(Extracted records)
◇ ◇ ◇ ◇
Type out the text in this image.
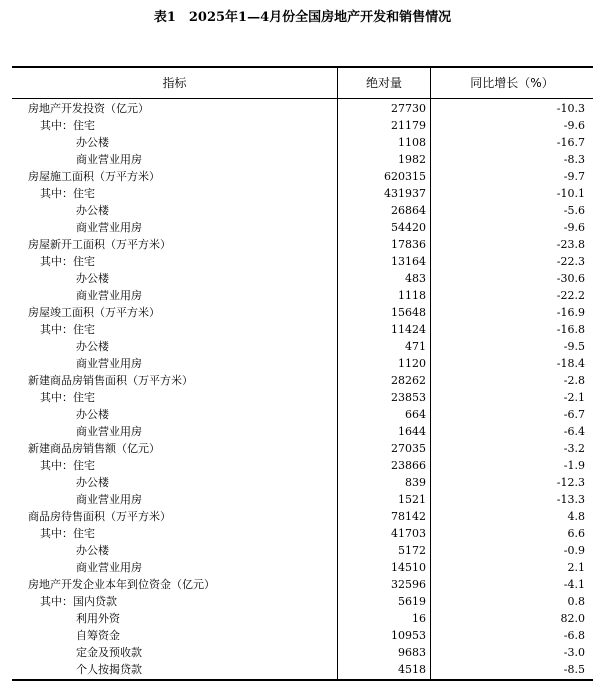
表1　2025年1—4月份全国房地产开发和销售情况
指标	绝对量	同比增长（%）
房地产开发投资（亿元）	27730	-10.3
其中：住宅	21179	-9.6
办公楼	1108	-16.7
商业营业用房	1982	-8.3
房屋施工面积（万平方米）	620315	-9.7
其中：住宅	431937	-10.1
办公楼	26864	-5.6
商业营业用房	54420	-9.6
房屋新开工面积（万平方米）	17836	-23.8
其中：住宅	13164	-22.3
办公楼	483	-30.6
商业营业用房	1118	-22.2
房屋竣工面积（万平方米）	15648	-16.9
其中：住宅	11424	-16.8
办公楼	471	-9.5
商业营业用房	1120	-18.4
新建商品房销售面积（万平方米）	28262	-2.8
其中：住宅	23853	-2.1
办公楼	664	-6.7
商业营业用房	1644	-6.4
新建商品房销售额（亿元）	27035	-3.2
其中：住宅	23866	-1.9
办公楼	839	-12.3
商业营业用房	1521	-13.3
商品房待售面积（万平方米）	78142	4.8
其中：住宅	41703	6.6
办公楼	5172	-0.9
商业营业用房	14510	2.1
房地产开发企业本年到位资金（亿元）	32596	-4.1
其中：国内贷款	5619	0.8
利用外资	16	82.0
自筹资金	10953	-6.8
定金及预收款	9683	-3.0
个人按揭贷款	4518	-8.5
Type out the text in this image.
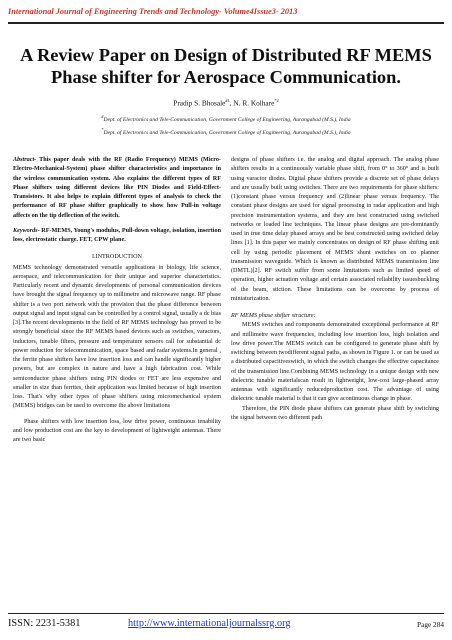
International Journal of Engineering Trends and Technology- Volume4Issue3- 2013
A Review Paper on Design of Distributed RF MEMS Phase shifter for Aerospace Communication.
Pradip S. Bhosale$^{\#1}$, N. R. Kolhare$^{*2}$
#Dept. of Electronics and Tele-Communication, Government College of Engineering, Aurangabad (M.S.), India
*Dept. of Electronics and Tele-Communication, Government College of Engineering, Aurangabad (M.S.), India

Abstract- This paper deals with the RF (Radio Frequency) MEMS (Micro-Electro-Mechanical-System) phase shifter characteristics and importance in the wireless communication system. Also explains the different types of RF Phase shifters using different devices like PIN Diodes and Field-Effect-Transistors. It also helps to explain different types of analysis to check the performance of RF phase shifter graphically to show how Pull-in voltage affects on the tip deflection of the switch.

Keywords- RF-MEMS, Young's modulus, Pull-down voltage, isolation, insertion loss, electrostatic charge. FET, CPW plane.

I.INTRODUCTION

MEMS technology demonstrated versatile applications in biology, life science, aerospace, and telecommunication for their unique and superior characteristics. Particularly recent and dynamic developments of personal communication devices have brought the signal frequency up to millimetre and microwave range. RF phase shifter is a two port network with the provision that the phase difference between output signal and input signal can be controlled by a control signal, usually a dc bias [3].The recent developments in the field of RF MEMS technology has proved to be strongly beneficial since the RF MEMS based devices such as switches, varactors, inductors, tunable filters, pressure and temperature sensors call for substantial dc power reduction for telecommunication, space based and radar systems.In general , the ferrite phase shifters have low insertion loss and can handle significantly higher powers, but are complex in nature and have a high fabrication cost. While semiconductor phase shifters using PIN diodes or FET are less expensive and smaller in size than ferrites, their application was limited because of high insertion loss. That's why other types of phase shifters using micromechanical system (MEMS) bridges can be used to overcome the above limitations

Phase shifters with low insertion loss, low drive power, continuous tenability and low production cost are the key to development of lightweight antennas. There are two basic

designs of phase shifters i.e. the analog and digital approach. The analog phase shifters results in a continuously variable phase shift, from 0° to 360° and is built using varactor diodes. Digital phase shifters provide a discrete set of phase delays and are usually built using switches. There are two requirements for phase shifters: (1)constant phase versus frequency and (2)linear phase versus frequency. The constant phase designs are used for signal processing in radar application and high precision instrumentation systems, and they are best constructed using switched networks or loaded line techniques. The linear phase designs are pre-dominantly used in true time delay phased arrays and be best constructed using switched delay lines [1]. In this paper we mainly concentrates on design of RF phase shifting unit cell by using periodic placement of MEMS shunt switches on co planner transmission waveguide. Which is known as distributed MEMS transmission line (DMTL)[2]. RF switch suffer from some limitations such as limited speed of operation, higher actuation voltage and certain associated reliability issuesbuckling of the beam, stiction. These limitations can be overcome by process of miniaturization.

RF MEMS phase shifter structure:

MEMS switches and components demonstrated exceptional performance at RF and millimetre wave frequencies, including low insertion loss, high isolation and low drive power.The MEMS switch can be configured to generate phase shift by switching between twodifferent signal paths, as shown in Figure 1. or can be used as a distributed capacitiveswitch, in which the switch changes the effective capacitance of the transmission line.Combining MEMS technology in a unique design with new dielectric tunable materialscan result in lightweight, low-cost large-phased array antennas with significantly reducedproduction cost. The advantage of using dielectric tunable material is that it can give acontinuous change in phase.

Therefore, the PIN diode phase shifters can generate phase shift by switching the signal between two different path

ISSN: 2231-5381	http://www.internationaljournalssrg.org	Page 284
◇ ◇ ◇ ◇
From the material above, reproduce everything verbatim except the pictures.

SOLVED PROBLEM:
Type out the text in this image.
表1　2025年1—4月份全国房地产开发和销售情况
指标	绝对量	同比增长（%）
房地产开发投资（亿元）	27730	-10.3
其中：住宅	21179	-9.6
办公楼	1108	-16.7
商业营业用房	1982	-8.3
房屋施工面积（万平方米）	620315	-9.7
其中：住宅	431937	-10.1
办公楼	26864	-5.6
商业营业用房	54420	-9.6
房屋新开工面积（万平方米）	17836	-23.8
其中：住宅	13164	-22.3
办公楼	483	-30.6
商业营业用房	1118	-22.2
房屋竣工面积（万平方米）	15648	-16.9
其中：住宅	11424	-16.8
办公楼	471	-9.5
商业营业用房	1120	-18.4
新建商品房销售面积（万平方米）	28262	-2.8
其中：住宅	23853	-2.1
办公楼	664	-6.7
商业营业用房	1644	-6.4
新建商品房销售额（亿元）	27035	-3.2
其中：住宅	23866	-1.9
办公楼	839	-12.3
商业营业用房	1521	-13.3
商品房待售面积（万平方米）	78142	4.8
其中：住宅	41703	6.6
办公楼	5172	-0.9
商业营业用房	14510	2.1
房地产开发企业本年到位资金（亿元）	32596	-4.1
其中：国内贷款	5619	0.8
利用外资	16	82.0
自筹资金	10953	-6.8
定金及预收款	9683	-3.0
个人按揭贷款	4518	-8.5
Type out the text in this image.
International Journal of Engineering Trends and Technology- Volume4Issue3- 2013
A Review Paper on Design of Distributed RF MEMS Phase shifter for Aerospace Communication.
Pradip S. Bhosale$^{\#1}$, N. R. Kolhare$^{*2}$
#Dept. of Electronics and Tele-Communication, Government College of Engineering, Aurangabad (M.S.), India
*Dept. of Electronics and Tele-Communication, Government College of Engineering, Aurangabad (M.S.), India

Abstract- This paper deals with the RF (Radio Frequency) MEMS (Micro-Electro-Mechanical-System) phase shifter characteristics and importance in the wireless communication system. Also explains the different types of RF Phase shifters using different devices like PIN Diodes and Field-Effect-Transistors. It also helps to explain different types of analysis to check the performance of RF phase shifter graphically to show how Pull-in voltage affects on the tip deflection of the switch.

Keywords- RF-MEMS, Young's modulus, Pull-down voltage, isolation, insertion loss, electrostatic charge. FET, CPW plane.

I.INTRODUCTION

MEMS technology demonstrated versatile applications in biology, life science, aerospace, and telecommunication for their unique and superior characteristics. Particularly recent and dynamic developments of personal communication devices have brought the signal frequency up to millimetre and microwave range. RF phase shifter is a two port network with the provision that the phase difference between output signal and input signal can be controlled by a control signal, usually a dc bias [3].The recent developments in the field of RF MEMS technology has proved to be strongly beneficial since the RF MEMS based devices such as switches, varactors, inductors, tunable filters, pressure and temperature sensors call for substantial dc power reduction for telecommunication, space based and radar systems.In general , the ferrite phase shifters have low insertion loss and can handle significantly higher powers, but are complex in nature and have a high fabrication cost. While semiconductor phase shifters using PIN diodes or FET are less expensive and smaller in size than ferrites, their application was limited because of high insertion loss. That's why other types of phase shifters using micromechanical system (MEMS) bridges can be used to overcome the above limitations

Phase shifters with low insertion loss, low drive power, continuous tenability and low production cost are the key to development of lightweight antennas. There are two basic

designs of phase shifters i.e. the analog and digital approach. The analog phase shifters results in a continuously variable phase shift, from 0° to 360° and is built using varactor diodes. Digital phase shifters provide a discrete set of phase delays and are usually built using switches. There are two requirements for phase shifters: (1)constant phase versus frequency and (2)linear phase versus frequency. The constant phase designs are used for signal processing in radar application and high precision instrumentation systems, and they are best constructed using switched networks or loaded line techniques. The linear phase designs are pre-dominantly used in true time delay phased arrays and be best constructed using switched delay lines [1]. In this paper we mainly concentrates on design of RF phase shifting unit cell by using periodic placement of MEMS shunt switches on co planner transmission waveguide. Which is known as distributed MEMS transmission line (DMTL)[2]. RF switch suffer from some limitations such as limited speed of operation, higher actuation voltage and certain associated reliability issuesbuckling of the beam, stiction. These limitations can be overcome by process of miniaturization.

RF MEMS phase shifter structure:

MEMS switches and components demonstrated exceptional performance at RF and millimetre wave frequencies, including low insertion loss, high isolation and low drive power.The MEMS switch can be configured to generate phase shift by switching between twodifferent signal paths, as shown in Figure 1. or can be used as a distributed capacitiveswitch, in which the switch changes the effective capacitance of the transmission line.Combining MEMS technology in a unique design with new dielectric tunable materialscan result in lightweight, low-cost large-phased array antennas with significantly reducedproduction cost. The advantage of using dielectric tunable material is that it can give acontinuous change in phase.

Therefore, the PIN diode phase shifters can generate phase shift by switching the signal between two different path

ISSN: 2231-5381	http://www.internationaljournalssrg.org	Page 284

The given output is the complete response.